▶ _What is required_
Identify all lines below that hold "title" and collect them.

===== Task material

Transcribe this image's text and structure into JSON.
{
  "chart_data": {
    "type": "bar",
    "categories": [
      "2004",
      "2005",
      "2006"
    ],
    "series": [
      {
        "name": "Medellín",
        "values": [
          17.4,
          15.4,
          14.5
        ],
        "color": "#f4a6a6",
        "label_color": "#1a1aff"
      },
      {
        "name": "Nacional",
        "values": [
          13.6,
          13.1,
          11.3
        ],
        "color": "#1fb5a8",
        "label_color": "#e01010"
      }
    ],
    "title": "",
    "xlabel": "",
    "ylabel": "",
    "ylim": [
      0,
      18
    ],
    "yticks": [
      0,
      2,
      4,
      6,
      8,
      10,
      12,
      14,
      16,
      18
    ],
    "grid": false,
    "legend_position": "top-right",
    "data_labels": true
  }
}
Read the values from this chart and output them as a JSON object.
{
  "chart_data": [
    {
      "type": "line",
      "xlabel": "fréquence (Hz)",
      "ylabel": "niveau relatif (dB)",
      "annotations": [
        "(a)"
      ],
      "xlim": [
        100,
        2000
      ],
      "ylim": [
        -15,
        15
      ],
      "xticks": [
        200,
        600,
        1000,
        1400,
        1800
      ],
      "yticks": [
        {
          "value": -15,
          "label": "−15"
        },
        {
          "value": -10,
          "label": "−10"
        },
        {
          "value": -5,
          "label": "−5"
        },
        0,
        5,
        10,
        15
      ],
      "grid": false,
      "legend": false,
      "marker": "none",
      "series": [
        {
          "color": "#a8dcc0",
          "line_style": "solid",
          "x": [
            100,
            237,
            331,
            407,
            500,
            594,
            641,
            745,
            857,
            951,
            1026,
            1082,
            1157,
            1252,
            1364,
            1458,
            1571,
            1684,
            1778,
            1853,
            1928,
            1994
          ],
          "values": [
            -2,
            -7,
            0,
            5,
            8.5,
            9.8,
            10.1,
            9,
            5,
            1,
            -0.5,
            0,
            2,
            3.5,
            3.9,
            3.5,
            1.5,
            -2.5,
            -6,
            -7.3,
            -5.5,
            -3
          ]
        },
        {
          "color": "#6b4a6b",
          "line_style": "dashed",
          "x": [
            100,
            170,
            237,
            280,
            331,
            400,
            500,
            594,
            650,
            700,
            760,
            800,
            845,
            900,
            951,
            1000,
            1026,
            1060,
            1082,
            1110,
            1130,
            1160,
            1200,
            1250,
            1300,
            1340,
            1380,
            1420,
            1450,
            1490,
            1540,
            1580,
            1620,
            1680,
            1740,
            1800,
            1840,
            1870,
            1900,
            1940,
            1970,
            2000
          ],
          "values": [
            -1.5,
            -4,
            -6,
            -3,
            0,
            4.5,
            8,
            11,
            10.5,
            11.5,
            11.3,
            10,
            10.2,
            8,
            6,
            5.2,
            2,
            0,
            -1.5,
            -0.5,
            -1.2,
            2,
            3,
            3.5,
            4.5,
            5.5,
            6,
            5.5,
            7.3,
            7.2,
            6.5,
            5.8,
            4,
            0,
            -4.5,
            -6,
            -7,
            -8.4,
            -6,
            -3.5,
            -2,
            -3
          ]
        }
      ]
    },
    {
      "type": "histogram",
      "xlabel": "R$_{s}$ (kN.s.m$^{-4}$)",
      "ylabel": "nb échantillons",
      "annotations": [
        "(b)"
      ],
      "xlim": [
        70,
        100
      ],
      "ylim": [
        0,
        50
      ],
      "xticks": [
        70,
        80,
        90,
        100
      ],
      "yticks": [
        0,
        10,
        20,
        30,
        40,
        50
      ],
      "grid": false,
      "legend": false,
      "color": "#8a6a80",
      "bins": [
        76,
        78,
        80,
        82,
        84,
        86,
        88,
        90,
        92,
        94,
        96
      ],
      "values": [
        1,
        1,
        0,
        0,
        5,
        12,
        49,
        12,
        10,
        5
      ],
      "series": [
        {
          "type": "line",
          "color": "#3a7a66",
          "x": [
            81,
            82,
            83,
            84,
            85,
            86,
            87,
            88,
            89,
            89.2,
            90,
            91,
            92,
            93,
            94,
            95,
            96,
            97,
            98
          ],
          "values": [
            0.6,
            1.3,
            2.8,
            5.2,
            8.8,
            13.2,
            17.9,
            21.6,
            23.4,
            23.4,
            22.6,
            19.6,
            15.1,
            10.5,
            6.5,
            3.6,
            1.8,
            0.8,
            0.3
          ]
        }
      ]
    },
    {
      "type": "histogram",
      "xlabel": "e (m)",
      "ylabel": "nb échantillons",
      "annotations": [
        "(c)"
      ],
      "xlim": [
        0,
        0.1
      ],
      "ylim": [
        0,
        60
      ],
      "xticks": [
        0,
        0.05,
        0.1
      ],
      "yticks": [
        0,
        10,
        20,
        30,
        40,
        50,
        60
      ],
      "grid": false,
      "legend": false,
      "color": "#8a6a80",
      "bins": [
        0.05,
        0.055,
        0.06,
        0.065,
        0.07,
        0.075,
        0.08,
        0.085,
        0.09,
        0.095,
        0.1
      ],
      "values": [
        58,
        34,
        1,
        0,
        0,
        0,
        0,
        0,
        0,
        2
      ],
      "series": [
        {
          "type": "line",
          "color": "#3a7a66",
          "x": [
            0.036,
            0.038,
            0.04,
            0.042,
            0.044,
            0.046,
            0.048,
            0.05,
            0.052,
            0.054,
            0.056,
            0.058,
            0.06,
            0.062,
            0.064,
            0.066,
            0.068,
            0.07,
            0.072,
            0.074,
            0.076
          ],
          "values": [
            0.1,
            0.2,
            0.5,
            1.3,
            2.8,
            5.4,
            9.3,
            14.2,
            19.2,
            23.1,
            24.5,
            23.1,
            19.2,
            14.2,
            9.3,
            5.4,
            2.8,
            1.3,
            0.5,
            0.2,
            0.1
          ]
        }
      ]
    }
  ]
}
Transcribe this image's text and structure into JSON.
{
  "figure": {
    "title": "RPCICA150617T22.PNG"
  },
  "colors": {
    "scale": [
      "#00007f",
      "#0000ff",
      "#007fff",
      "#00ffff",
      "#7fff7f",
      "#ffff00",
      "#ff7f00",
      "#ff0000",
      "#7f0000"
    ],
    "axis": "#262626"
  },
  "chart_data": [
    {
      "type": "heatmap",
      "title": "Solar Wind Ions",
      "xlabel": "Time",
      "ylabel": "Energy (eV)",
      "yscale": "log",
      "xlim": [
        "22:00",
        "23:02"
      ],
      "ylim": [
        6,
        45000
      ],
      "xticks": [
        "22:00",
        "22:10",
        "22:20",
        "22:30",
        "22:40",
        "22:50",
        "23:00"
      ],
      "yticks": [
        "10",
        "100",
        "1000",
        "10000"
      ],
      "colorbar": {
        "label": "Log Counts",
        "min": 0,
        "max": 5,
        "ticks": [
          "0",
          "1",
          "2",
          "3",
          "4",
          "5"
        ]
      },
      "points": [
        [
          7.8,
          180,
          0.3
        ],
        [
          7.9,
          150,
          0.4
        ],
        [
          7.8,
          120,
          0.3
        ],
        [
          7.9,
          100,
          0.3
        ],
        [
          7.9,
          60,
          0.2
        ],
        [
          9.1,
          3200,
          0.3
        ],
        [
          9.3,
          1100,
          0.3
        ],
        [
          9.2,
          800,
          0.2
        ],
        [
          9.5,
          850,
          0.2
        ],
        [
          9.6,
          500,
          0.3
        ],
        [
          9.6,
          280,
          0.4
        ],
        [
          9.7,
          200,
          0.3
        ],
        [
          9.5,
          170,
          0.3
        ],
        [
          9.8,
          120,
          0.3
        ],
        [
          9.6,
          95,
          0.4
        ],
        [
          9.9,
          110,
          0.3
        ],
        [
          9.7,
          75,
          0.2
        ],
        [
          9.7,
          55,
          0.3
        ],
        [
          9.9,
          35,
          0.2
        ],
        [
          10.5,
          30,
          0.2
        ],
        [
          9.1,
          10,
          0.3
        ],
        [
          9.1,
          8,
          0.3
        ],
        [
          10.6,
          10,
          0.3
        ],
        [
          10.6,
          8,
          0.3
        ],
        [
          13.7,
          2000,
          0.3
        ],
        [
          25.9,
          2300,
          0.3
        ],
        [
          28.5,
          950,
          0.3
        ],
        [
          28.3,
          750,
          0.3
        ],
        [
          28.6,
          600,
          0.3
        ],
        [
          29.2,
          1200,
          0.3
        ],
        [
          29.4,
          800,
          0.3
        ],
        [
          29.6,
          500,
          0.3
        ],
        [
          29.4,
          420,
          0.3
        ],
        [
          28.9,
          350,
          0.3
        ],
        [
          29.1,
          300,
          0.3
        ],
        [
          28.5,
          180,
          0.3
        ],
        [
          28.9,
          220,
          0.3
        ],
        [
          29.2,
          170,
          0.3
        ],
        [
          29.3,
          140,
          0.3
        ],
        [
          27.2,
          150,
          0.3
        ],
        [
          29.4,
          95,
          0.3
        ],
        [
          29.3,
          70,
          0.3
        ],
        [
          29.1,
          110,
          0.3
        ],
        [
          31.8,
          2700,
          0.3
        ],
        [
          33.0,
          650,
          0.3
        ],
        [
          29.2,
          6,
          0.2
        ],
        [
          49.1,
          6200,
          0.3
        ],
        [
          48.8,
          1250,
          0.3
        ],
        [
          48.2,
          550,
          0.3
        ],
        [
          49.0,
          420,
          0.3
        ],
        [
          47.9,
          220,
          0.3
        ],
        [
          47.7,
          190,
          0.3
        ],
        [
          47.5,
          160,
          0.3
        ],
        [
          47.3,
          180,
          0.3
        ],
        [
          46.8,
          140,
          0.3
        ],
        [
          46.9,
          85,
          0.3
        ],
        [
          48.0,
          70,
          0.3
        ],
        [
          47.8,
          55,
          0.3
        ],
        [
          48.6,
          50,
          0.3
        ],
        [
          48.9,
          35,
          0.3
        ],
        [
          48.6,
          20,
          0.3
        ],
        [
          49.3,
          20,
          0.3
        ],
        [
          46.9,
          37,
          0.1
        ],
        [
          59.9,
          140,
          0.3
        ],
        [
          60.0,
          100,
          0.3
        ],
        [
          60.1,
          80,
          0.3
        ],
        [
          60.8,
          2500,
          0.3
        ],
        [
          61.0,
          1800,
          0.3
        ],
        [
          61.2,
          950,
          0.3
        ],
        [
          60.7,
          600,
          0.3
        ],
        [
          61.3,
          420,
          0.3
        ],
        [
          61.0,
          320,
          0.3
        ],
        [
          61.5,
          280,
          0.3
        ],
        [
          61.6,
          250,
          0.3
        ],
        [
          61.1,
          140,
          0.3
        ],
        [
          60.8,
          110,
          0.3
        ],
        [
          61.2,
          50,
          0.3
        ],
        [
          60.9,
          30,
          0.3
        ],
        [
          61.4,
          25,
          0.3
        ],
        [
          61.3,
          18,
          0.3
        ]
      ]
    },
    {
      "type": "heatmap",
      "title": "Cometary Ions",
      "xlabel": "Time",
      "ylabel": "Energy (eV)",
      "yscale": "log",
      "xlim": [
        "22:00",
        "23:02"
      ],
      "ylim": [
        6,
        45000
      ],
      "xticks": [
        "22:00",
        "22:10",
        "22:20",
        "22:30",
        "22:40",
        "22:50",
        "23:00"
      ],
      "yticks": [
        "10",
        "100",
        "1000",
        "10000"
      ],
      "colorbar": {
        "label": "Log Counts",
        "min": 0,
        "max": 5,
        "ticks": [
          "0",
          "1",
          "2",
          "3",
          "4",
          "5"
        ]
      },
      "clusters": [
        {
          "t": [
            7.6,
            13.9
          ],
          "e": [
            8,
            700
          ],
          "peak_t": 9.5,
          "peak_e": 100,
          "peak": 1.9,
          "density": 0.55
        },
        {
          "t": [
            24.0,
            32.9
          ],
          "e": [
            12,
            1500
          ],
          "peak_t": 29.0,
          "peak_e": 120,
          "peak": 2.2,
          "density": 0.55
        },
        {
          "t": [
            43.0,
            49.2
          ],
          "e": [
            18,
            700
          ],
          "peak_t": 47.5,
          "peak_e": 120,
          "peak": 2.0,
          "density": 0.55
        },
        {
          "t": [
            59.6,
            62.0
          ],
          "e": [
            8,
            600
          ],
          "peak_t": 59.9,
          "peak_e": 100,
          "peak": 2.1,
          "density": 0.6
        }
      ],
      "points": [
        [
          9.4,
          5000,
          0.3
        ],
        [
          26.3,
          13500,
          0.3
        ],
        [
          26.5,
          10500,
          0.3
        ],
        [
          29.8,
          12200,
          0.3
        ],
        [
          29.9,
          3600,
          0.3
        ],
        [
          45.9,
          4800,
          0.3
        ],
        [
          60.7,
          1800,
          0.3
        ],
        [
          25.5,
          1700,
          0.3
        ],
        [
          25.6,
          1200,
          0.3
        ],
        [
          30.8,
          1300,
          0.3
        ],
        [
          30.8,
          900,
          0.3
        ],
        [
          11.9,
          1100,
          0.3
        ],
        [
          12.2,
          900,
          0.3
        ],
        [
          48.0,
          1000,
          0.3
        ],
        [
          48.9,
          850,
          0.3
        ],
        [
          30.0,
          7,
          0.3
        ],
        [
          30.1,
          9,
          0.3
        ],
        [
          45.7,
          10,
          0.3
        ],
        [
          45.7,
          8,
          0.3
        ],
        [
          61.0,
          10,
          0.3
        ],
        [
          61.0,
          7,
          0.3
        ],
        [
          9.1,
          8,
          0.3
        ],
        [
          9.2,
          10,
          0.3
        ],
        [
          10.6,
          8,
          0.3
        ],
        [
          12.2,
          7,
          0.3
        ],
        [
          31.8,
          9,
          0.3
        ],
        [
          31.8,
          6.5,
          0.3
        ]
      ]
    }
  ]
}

==========

▶ _Expected answer_
    "title": "",
    "title": "RPCICA150617T22.PNG"
      "title": "Solar Wind Ions",
      "title": "Cometary Ions",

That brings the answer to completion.